GIVEN DATA start

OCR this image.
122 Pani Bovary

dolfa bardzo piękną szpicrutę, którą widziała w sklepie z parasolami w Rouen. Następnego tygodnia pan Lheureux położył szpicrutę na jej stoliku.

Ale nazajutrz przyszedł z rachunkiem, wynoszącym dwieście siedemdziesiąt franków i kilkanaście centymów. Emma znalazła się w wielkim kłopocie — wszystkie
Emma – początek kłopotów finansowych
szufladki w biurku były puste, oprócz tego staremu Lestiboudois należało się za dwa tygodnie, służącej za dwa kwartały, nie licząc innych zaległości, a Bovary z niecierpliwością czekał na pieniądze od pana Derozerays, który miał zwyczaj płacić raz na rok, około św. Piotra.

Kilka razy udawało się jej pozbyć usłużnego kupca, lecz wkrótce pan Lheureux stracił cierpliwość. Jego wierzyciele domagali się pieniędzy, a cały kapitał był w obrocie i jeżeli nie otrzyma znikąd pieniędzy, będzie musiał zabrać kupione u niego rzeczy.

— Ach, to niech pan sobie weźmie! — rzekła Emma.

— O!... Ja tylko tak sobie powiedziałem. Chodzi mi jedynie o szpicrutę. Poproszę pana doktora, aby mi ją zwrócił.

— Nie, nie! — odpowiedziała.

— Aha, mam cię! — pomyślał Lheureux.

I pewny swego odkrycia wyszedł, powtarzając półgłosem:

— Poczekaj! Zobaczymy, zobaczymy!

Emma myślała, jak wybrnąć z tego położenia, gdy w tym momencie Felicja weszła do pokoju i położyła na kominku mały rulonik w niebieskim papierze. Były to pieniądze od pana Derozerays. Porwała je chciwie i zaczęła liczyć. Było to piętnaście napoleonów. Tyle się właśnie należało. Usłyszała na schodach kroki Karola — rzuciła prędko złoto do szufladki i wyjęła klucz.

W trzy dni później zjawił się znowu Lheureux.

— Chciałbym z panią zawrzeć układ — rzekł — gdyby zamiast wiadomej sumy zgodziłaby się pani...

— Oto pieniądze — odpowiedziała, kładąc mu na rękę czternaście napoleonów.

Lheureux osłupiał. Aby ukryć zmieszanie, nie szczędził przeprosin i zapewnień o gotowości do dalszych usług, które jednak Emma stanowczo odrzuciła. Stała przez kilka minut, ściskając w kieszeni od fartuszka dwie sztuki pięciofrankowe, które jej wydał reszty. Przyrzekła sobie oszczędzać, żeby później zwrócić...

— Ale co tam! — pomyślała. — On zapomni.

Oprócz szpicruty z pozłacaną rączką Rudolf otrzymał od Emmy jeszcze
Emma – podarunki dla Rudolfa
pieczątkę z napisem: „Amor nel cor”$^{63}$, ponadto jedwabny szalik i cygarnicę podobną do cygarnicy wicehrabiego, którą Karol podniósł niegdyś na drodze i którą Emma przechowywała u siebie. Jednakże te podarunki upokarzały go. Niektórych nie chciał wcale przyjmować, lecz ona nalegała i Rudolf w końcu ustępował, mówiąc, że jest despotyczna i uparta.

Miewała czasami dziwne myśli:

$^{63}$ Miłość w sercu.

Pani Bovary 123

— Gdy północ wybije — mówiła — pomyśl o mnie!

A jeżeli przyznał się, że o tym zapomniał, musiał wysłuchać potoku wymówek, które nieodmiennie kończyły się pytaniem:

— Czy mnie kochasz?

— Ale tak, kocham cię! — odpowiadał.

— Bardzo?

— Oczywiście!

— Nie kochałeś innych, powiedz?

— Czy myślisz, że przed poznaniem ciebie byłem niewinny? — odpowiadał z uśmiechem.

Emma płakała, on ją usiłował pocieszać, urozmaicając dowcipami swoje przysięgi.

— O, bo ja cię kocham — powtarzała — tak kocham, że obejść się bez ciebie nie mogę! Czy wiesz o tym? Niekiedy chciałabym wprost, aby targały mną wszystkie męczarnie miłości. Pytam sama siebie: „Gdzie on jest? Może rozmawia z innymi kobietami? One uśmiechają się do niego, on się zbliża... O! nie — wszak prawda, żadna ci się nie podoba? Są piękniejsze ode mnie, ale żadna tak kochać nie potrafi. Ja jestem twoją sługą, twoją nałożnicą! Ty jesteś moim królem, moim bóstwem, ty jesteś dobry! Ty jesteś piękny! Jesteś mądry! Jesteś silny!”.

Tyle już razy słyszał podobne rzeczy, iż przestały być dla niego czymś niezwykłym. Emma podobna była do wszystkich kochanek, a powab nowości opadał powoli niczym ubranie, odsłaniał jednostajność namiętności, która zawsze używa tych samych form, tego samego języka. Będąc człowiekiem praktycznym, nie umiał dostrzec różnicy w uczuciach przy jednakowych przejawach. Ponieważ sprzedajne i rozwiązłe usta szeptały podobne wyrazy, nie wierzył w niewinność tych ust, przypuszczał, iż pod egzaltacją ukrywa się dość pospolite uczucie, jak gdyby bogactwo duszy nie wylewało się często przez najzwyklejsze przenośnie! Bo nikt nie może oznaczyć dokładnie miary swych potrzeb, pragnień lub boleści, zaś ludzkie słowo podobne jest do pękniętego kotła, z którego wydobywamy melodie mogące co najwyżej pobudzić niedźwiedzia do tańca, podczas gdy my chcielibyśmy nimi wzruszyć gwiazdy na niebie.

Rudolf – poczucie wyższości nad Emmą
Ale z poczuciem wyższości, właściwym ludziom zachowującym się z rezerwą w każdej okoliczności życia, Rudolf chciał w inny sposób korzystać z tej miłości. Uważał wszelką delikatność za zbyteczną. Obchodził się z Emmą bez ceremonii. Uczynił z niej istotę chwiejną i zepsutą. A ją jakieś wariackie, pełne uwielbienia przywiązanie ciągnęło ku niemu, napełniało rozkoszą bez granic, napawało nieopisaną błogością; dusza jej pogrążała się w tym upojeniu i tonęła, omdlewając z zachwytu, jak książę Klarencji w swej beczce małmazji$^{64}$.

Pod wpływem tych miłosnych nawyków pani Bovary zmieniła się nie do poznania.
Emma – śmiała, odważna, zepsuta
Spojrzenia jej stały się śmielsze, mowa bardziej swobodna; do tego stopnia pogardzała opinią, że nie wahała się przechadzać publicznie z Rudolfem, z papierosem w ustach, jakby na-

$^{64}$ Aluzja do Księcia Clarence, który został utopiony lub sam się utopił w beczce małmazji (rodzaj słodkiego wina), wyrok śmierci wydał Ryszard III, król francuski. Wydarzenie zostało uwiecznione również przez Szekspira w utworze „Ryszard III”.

GIVEN DATA end

* GIVEN PROBLEM
Generate an exact reproduction of all entries.

* FINISHED EXERCISE
OCR this image.
122 Pani Bovary

dolfa bardzo piękną szpicrutę, którą widziała w sklepie z parasolami w Rouen. Następnego tygodnia pan Lheureux położył szpicrutę na jej stoliku.

Ale nazajutrz przyszedł z rachunkiem, wynoszącym dwieście siedemdziesiąt franków i kilkanaście centymów. Emma znalazła się w wielkim kłopocie — wszystkie
Emma – początek kłopotów finansowych
szufladki w biurku były puste, oprócz tego staremu Lestiboudois należało się za dwa tygodnie, służącej za dwa kwartały, nie licząc innych zaległości, a Bovary z niecierpliwością czekał na pieniądze od pana Derozerays, który miał zwyczaj płacić raz na rok, około św. Piotra.

Kilka razy udawało się jej pozbyć usłużnego kupca, lecz wkrótce pan Lheureux stracił cierpliwość. Jego wierzyciele domagali się pieniędzy, a cały kapitał był w obrocie i jeżeli nie otrzyma znikąd pieniędzy, będzie musiał zabrać kupione u niego rzeczy.

— Ach, to niech pan sobie weźmie! — rzekła Emma.

— O!... Ja tylko tak sobie powiedziałem. Chodzi mi jedynie o szpicrutę. Poproszę pana doktora, aby mi ją zwrócił.

— Nie, nie! — odpowiedziała.

— Aha, mam cię! — pomyślał Lheureux.

I pewny swego odkrycia wyszedł, powtarzając półgłosem:

— Poczekaj! Zobaczymy, zobaczymy!

Emma myślała, jak wybrnąć z tego położenia, gdy w tym momencie Felicja weszła do pokoju i położyła na kominku mały rulonik w niebieskim papierze. Były to pieniądze od pana Derozerays. Porwała je chciwie i zaczęła liczyć. Było to piętnaście napoleonów. Tyle się właśnie należało. Usłyszała na schodach kroki Karola — rzuciła prędko złoto do szufladki i wyjęła klucz.

W trzy dni później zjawił się znowu Lheureux.

— Chciałbym z panią zawrzeć układ — rzekł — gdyby zamiast wiadomej sumy zgodziłaby się pani...

— Oto pieniądze — odpowiedziała, kładąc mu na rękę czternaście napoleonów.

Lheureux osłupiał. Aby ukryć zmieszanie, nie szczędził przeprosin i zapewnień o gotowości do dalszych usług, które jednak Emma stanowczo odrzuciła. Stała przez kilka minut, ściskając w kieszeni od fartuszka dwie sztuki pięciofrankowe, które jej wydał reszty. Przyrzekła sobie oszczędzać, żeby później zwrócić...

— Ale co tam! — pomyślała. — On zapomni.

Oprócz szpicruty z pozłacaną rączką Rudolf otrzymał od Emmy jeszcze
Emma – podarunki dla Rudolfa
pieczątkę z napisem: „Amor nel cor”$^{63}$, ponadto jedwabny szalik i cygarnicę podobną do cygarnicy wicehrabiego, którą Karol podniósł niegdyś na drodze i którą Emma przechowywała u siebie. Jednakże te podarunki upokarzały go. Niektórych nie chciał wcale przyjmować, lecz ona nalegała i Rudolf w końcu ustępował, mówiąc, że jest despotyczna i uparta.

Miewała czasami dziwne myśli:

$^{63}$ Miłość w sercu.

Pani Bovary 123

— Gdy północ wybije — mówiła — pomyśl o mnie!

A jeżeli przyznał się, że o tym zapomniał, musiał wysłuchać potoku wymówek, które nieodmiennie kończyły się pytaniem:

— Czy mnie kochasz?

— Ale tak, kocham cię! — odpowiadał.

— Bardzo?

— Oczywiście!

— Nie kochałeś innych, powiedz?

— Czy myślisz, że przed poznaniem ciebie byłem niewinny? — odpowiadał z uśmiechem.

Emma płakała, on ją usiłował pocieszać, urozmaicając dowcipami swoje przysięgi.

— O, bo ja cię kocham — powtarzała — tak kocham, że obejść się bez ciebie nie mogę! Czy wiesz o tym? Niekiedy chciałabym wprost, aby targały mną wszystkie męczarnie miłości. Pytam sama siebie: „Gdzie on jest? Może rozmawia z innymi kobietami? One uśmiechają się do niego, on się zbliża... O! nie — wszak prawda, żadna ci się nie podoba? Są piękniejsze ode mnie, ale żadna tak kochać nie potrafi. Ja jestem twoją sługą, twoją nałożnicą! Ty jesteś moim królem, moim bóstwem, ty jesteś dobry! Ty jesteś piękny! Jesteś mądry! Jesteś silny!”.

Tyle już razy słyszał podobne rzeczy, iż przestały być dla niego czymś niezwykłym. Emma podobna była do wszystkich kochanek, a powab nowości opadał powoli niczym ubranie, odsłaniał jednostajność namiętności, która zawsze używa tych samych form, tego samego języka. Będąc człowiekiem praktycznym, nie umiał dostrzec różnicy w uczuciach przy jednakowych przejawach. Ponieważ sprzedajne i rozwiązłe usta szeptały podobne wyrazy, nie wierzył w niewinność tych ust, przypuszczał, iż pod egzaltacją ukrywa się dość pospolite uczucie, jak gdyby bogactwo duszy nie wylewało się często przez najzwyklejsze przenośnie! Bo nikt nie może oznaczyć dokładnie miary swych potrzeb, pragnień lub boleści, zaś ludzkie słowo podobne jest do pękniętego kotła, z którego wydobywamy melodie mogące co najwyżej pobudzić niedźwiedzia do tańca, podczas gdy my chcielibyśmy nimi wzruszyć gwiazdy na niebie.

Rudolf – poczucie wyższości nad Emmą
Ale z poczuciem wyższości, właściwym ludziom zachowującym się z rezerwą w każdej okoliczności życia, Rudolf chciał w inny sposób korzystać z tej miłości. Uważał wszelką delikatność za zbyteczną. Obchodził się z Emmą bez ceremonii. Uczynił z niej istotę chwiejną i zepsutą. A ją jakieś wariackie, pełne uwielbienia przywiązanie ciągnęło ku niemu, napełniało rozkoszą bez granic, napawało nieopisaną błogością; dusza jej pogrążała się w tym upojeniu i tonęła, omdlewając z zachwytu, jak książę Klarencji w swej beczce małmazji$^{64}$.

Pod wpływem tych miłosnych nawyków pani Bovary zmieniła się nie do poznania.
Emma – śmiała, odważna, zepsuta
Spojrzenia jej stały się śmielsze, mowa bardziej swobodna; do tego stopnia pogardzała opinią, że nie wahała się przechadzać publicznie z Rudolfem, z papierosem w ustach, jakby na-

$^{64}$ Aluzja do Księcia Clarence, który został utopiony lub sam się utopił w beczce małmazji (rodzaj słodkiego wina), wyrok śmierci wydał Ryszard III, król francuski. Wydarzenie zostało uwiecznione również przez Szekspira w utworze „Ryszard III”.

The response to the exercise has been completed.